Information shown →

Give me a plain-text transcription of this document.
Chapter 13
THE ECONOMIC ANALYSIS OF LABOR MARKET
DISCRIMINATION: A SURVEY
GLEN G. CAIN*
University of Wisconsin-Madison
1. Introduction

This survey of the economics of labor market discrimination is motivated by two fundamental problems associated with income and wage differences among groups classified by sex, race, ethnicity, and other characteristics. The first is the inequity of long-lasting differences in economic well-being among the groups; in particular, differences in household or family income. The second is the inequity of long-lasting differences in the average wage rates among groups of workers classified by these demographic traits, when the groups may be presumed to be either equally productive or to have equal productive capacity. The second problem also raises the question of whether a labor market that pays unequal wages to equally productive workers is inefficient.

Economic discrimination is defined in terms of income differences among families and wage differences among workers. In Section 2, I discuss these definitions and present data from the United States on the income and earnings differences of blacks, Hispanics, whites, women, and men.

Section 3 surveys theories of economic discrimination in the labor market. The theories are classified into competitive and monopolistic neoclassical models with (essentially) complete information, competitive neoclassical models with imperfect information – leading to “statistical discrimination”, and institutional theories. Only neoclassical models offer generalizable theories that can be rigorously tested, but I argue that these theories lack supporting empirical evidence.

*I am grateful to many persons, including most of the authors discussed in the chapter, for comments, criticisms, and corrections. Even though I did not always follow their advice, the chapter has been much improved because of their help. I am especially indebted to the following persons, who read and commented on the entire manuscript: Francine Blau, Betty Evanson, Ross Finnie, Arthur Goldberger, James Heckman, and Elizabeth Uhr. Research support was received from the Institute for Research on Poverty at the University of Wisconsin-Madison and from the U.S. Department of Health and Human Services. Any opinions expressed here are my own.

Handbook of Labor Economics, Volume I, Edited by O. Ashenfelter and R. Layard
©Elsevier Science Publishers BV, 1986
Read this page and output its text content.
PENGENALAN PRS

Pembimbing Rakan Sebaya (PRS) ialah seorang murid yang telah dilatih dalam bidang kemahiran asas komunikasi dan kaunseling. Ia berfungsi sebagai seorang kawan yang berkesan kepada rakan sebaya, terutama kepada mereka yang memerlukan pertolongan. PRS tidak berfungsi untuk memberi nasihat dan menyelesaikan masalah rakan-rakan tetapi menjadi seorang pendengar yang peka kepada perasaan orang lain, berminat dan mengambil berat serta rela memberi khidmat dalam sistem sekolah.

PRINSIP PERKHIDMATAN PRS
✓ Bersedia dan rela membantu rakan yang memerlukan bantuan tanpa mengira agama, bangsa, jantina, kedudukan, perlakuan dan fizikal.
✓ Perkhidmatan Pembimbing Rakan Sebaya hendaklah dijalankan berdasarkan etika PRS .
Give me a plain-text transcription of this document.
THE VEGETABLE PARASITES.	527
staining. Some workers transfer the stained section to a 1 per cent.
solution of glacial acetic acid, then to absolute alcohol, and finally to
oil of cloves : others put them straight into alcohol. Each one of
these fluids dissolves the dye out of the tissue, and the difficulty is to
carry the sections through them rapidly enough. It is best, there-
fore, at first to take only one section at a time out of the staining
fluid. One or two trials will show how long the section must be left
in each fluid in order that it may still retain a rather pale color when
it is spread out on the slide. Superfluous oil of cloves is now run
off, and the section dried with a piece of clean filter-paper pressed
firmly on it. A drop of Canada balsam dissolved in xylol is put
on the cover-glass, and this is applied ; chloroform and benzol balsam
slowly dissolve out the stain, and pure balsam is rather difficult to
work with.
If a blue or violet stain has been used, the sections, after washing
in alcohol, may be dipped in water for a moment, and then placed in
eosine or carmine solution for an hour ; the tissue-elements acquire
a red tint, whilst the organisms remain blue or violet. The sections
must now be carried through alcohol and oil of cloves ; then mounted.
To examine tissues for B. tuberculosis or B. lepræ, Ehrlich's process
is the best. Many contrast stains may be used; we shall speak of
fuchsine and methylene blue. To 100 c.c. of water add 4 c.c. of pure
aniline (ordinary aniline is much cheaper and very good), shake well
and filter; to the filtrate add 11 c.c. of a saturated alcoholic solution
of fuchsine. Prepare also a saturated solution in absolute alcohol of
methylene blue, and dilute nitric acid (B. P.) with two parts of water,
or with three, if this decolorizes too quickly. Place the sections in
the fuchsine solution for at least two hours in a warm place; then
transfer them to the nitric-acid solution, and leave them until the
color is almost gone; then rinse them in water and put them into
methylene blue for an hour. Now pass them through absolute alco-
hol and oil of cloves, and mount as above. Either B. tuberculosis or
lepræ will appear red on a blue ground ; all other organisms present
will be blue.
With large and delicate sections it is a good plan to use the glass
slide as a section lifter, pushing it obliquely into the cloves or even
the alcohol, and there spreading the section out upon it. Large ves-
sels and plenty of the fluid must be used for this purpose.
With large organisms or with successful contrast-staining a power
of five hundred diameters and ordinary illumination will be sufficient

What you should do →
Write out the full listing exactly as given.

Reply →
Give me a plain-text transcription of this document.
Chapter 13
THE ECONOMIC ANALYSIS OF LABOR MARKET
DISCRIMINATION: A SURVEY
GLEN G. CAIN*
University of Wisconsin-Madison
1. Introduction

This survey of the economics of labor market discrimination is motivated by two fundamental problems associated with income and wage differences among groups classified by sex, race, ethnicity, and other characteristics. The first is the inequity of long-lasting differences in economic well-being among the groups; in particular, differences in household or family income. The second is the inequity of long-lasting differences in the average wage rates among groups of workers classified by these demographic traits, when the groups may be presumed to be either equally productive or to have equal productive capacity. The second problem also raises the question of whether a labor market that pays unequal wages to equally productive workers is inefficient.

Economic discrimination is defined in terms of income differences among families and wage differences among workers. In Section 2, I discuss these definitions and present data from the United States on the income and earnings differences of blacks, Hispanics, whites, women, and men.

Section 3 surveys theories of economic discrimination in the labor market. The theories are classified into competitive and monopolistic neoclassical models with (essentially) complete information, competitive neoclassical models with imperfect information – leading to “statistical discrimination”, and institutional theories. Only neoclassical models offer generalizable theories that can be rigorously tested, but I argue that these theories lack supporting empirical evidence.

*I am grateful to many persons, including most of the authors discussed in the chapter, for comments, criticisms, and corrections. Even though I did not always follow their advice, the chapter has been much improved because of their help. I am especially indebted to the following persons, who read and commented on the entire manuscript: Francine Blau, Betty Evanson, Ross Finnie, Arthur Goldberger, James Heckman, and Elizabeth Uhr. Research support was received from the Institute for Research on Poverty at the University of Wisconsin-Madison and from the U.S. Department of Health and Human Services. Any opinions expressed here are my own.

Handbook of Labor Economics, Volume I, Edited by O. Ashenfelter and R. Layard
©Elsevier Science Publishers BV, 1986
Read this page and output its text content.
PENGENALAN PRS

Pembimbing Rakan Sebaya (PRS) ialah seorang murid yang telah dilatih dalam bidang kemahiran asas komunikasi dan kaunseling. Ia berfungsi sebagai seorang kawan yang berkesan kepada rakan sebaya, terutama kepada mereka yang memerlukan pertolongan. PRS tidak berfungsi untuk memberi nasihat dan menyelesaikan masalah rakan-rakan tetapi menjadi seorang pendengar yang peka kepada perasaan orang lain, berminat dan mengambil berat serta rela memberi khidmat dalam sistem sekolah.

PRINSIP PERKHIDMATAN PRS
✓ Bersedia dan rela membantu rakan yang memerlukan bantuan tanpa mengira agama, bangsa, jantina, kedudukan, perlakuan dan fizikal.
✓ Perkhidmatan Pembimbing Rakan Sebaya hendaklah dijalankan berdasarkan etika PRS .
Give me a plain-text transcription of this document.
THE VEGETABLE PARASITES.	527
staining. Some workers transfer the stained section to a 1 per cent.
solution of glacial acetic acid, then to absolute alcohol, and finally to
oil of cloves : others put them straight into alcohol. Each one of
these fluids dissolves the dye out of the tissue, and the difficulty is to
carry the sections through them rapidly enough. It is best, there-
fore, at first to take only one section at a time out of the staining
fluid. One or two trials will show how long the section must be left
in each fluid in order that it may still retain a rather pale color when
it is spread out on the slide. Superfluous oil of cloves is now run
off, and the section dried with a piece of clean filter-paper pressed
firmly on it. A drop of Canada balsam dissolved in xylol is put
on the cover-glass, and this is applied ; chloroform and benzol balsam
slowly dissolve out the stain, and pure balsam is rather difficult to
work with.
If a blue or violet stain has been used, the sections, after washing
in alcohol, may be dipped in water for a moment, and then placed in
eosine or carmine solution for an hour ; the tissue-elements acquire
a red tint, whilst the organisms remain blue or violet. The sections
must now be carried through alcohol and oil of cloves ; then mounted.
To examine tissues for B. tuberculosis or B. lepræ, Ehrlich's process
is the best. Many contrast stains may be used; we shall speak of
fuchsine and methylene blue. To 100 c.c. of water add 4 c.c. of pure
aniline (ordinary aniline is much cheaper and very good), shake well
and filter; to the filtrate add 11 c.c. of a saturated alcoholic solution
of fuchsine. Prepare also a saturated solution in absolute alcohol of
methylene blue, and dilute nitric acid (B. P.) with two parts of water,
or with three, if this decolorizes too quickly. Place the sections in
the fuchsine solution for at least two hours in a warm place; then
transfer them to the nitric-acid solution, and leave them until the
color is almost gone; then rinse them in water and put them into
methylene blue for an hour. Now pass them through absolute alco-
hol and oil of cloves, and mount as above. Either B. tuberculosis or
lepræ will appear red on a blue ground ; all other organisms present
will be blue.
With large and delicate sections it is a good plan to use the glass
slide as a section lifter, pushing it obliquely into the cloves or even
the alcohol, and there spreading the section out upon it. Large ves-
sels and plenty of the fluid must be used for this purpose.
With large organisms or with successful contrast-staining a power
of five hundred diameters and ordinary illumination will be sufficient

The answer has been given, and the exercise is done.